— OBJECTIVE —
Select all lines with the string "this" in them, and copy those lines.

════

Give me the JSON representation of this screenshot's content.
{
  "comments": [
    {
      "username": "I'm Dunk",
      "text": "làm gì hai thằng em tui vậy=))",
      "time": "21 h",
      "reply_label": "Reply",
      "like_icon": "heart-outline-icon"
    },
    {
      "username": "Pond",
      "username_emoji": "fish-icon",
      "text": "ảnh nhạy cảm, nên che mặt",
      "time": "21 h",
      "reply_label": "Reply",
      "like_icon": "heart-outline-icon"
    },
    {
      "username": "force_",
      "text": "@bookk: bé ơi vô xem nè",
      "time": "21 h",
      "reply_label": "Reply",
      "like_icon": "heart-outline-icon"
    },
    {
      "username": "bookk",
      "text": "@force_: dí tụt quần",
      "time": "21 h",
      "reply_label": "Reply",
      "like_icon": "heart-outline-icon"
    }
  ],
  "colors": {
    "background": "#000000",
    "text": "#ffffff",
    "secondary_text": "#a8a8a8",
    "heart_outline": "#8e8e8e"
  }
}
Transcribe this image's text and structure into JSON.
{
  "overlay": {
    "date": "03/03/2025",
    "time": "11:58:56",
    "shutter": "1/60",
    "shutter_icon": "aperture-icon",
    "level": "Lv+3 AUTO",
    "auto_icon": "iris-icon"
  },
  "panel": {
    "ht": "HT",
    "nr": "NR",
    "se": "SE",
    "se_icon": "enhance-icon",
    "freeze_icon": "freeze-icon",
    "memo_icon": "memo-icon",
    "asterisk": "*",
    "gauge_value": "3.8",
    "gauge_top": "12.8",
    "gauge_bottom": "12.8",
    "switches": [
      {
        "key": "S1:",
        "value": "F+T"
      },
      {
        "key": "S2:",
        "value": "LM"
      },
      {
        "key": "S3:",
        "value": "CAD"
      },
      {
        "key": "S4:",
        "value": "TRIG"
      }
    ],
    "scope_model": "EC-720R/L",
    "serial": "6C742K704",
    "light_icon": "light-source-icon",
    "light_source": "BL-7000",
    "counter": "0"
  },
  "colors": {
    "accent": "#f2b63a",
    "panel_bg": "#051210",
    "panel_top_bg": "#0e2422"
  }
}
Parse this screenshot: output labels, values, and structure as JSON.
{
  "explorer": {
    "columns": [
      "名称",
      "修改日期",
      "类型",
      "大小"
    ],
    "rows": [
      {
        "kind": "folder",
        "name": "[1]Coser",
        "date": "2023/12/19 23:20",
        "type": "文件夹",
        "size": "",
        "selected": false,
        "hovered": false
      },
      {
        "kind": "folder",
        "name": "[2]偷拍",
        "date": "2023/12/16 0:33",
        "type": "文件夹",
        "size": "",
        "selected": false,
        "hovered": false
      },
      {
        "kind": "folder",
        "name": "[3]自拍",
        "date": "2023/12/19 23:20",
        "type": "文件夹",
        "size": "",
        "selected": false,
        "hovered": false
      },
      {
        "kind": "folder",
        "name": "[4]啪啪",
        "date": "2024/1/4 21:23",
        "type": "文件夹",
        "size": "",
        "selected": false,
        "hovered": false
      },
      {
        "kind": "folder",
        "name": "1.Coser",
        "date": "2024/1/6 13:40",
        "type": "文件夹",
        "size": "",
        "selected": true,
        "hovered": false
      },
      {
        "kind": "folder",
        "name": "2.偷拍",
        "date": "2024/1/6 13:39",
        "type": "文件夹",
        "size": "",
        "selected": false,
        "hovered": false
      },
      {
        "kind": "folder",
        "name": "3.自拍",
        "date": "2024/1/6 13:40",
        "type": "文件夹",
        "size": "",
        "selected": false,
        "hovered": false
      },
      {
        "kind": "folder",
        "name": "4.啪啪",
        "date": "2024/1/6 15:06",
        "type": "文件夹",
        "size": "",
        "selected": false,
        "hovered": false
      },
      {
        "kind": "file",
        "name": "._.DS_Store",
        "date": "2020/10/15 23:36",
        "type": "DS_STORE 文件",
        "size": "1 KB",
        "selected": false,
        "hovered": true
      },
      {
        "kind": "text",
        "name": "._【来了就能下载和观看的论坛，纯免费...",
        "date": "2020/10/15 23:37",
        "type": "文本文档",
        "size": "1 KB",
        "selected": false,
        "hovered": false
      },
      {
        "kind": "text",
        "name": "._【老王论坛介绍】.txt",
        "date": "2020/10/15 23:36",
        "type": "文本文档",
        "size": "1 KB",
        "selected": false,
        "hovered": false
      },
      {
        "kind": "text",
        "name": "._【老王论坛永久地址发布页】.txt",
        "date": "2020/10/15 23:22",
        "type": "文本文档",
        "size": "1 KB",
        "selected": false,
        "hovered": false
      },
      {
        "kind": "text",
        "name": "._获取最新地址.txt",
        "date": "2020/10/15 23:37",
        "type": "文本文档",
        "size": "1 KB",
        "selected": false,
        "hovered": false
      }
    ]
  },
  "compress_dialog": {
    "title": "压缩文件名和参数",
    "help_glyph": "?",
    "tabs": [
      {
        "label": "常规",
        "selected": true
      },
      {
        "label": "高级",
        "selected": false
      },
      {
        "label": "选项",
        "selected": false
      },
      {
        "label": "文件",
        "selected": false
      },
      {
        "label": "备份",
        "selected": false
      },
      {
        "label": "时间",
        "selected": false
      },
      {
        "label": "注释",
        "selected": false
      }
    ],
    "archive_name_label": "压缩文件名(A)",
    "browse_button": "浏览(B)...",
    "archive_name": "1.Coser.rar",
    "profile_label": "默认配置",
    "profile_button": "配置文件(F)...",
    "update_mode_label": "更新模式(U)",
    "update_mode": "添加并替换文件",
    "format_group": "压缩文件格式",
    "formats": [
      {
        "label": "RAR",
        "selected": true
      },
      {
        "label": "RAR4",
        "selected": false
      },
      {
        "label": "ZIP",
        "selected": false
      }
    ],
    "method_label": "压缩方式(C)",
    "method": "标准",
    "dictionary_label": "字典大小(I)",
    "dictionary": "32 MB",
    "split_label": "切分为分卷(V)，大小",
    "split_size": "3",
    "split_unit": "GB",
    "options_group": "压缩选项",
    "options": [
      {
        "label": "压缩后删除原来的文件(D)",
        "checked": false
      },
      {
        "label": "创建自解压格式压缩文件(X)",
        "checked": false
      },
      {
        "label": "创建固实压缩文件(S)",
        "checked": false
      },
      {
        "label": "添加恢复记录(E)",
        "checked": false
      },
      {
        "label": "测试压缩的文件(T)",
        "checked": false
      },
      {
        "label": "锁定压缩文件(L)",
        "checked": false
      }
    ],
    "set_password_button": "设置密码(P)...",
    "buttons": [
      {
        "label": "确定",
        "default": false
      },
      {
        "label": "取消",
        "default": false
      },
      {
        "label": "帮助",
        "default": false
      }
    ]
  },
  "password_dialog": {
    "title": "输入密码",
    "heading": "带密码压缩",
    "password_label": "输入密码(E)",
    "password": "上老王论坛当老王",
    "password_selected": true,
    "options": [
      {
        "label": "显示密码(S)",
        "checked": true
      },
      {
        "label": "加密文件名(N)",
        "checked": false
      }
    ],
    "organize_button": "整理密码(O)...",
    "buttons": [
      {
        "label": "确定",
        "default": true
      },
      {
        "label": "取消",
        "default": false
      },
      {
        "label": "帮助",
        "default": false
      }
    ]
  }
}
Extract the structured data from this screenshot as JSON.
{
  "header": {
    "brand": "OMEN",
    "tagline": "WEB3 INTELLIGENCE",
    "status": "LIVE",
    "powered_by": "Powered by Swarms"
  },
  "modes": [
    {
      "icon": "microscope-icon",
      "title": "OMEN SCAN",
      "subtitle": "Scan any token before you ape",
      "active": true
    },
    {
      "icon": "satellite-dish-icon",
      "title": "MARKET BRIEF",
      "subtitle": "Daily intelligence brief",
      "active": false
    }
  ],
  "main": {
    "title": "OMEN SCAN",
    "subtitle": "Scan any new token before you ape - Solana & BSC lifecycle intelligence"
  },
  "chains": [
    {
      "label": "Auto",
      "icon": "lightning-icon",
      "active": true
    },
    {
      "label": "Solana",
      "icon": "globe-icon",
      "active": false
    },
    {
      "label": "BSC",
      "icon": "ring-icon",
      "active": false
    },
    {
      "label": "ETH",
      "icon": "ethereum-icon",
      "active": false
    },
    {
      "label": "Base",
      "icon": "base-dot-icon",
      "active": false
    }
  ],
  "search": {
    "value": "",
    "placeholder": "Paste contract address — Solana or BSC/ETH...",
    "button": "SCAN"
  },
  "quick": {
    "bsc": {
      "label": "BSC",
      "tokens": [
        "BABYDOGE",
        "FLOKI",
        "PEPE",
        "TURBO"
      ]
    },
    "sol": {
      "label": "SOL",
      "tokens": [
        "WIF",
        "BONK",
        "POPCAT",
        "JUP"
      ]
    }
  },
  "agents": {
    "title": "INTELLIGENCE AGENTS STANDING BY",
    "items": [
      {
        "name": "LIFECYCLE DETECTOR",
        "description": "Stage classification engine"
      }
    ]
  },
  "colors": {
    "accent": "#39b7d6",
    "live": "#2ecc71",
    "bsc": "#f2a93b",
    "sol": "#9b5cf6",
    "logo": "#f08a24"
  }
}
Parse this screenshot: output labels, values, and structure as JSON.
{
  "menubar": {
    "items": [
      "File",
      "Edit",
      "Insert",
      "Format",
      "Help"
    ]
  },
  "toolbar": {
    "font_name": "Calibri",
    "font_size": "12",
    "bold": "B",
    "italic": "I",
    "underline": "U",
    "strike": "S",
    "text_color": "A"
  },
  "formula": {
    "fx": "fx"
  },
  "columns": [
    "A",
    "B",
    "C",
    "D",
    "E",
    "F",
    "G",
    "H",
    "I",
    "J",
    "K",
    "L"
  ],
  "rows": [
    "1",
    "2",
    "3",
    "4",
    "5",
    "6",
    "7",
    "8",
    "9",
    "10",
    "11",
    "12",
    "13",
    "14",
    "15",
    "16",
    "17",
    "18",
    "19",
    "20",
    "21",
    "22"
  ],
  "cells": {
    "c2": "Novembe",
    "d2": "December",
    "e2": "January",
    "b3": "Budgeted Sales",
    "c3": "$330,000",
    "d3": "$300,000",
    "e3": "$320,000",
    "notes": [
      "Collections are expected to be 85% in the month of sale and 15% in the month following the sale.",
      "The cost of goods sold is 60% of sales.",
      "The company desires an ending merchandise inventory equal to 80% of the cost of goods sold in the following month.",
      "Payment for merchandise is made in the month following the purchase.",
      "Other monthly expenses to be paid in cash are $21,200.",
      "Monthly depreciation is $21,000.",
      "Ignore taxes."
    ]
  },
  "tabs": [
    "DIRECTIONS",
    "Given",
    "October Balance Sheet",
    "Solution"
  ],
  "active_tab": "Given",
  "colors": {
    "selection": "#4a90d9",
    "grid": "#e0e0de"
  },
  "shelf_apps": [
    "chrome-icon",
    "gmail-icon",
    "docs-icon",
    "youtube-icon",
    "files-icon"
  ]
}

════

— TASK OUTPUT —
Give me the JSON representation of this screenshot's content.
Transcribe this image's text and structure into JSON.
Parse this screenshot: output labels, values, and structure as JSON.
Extract the structured data from this screenshot as JSON.
Parse this screenshot: output labels, values, and structure as JSON.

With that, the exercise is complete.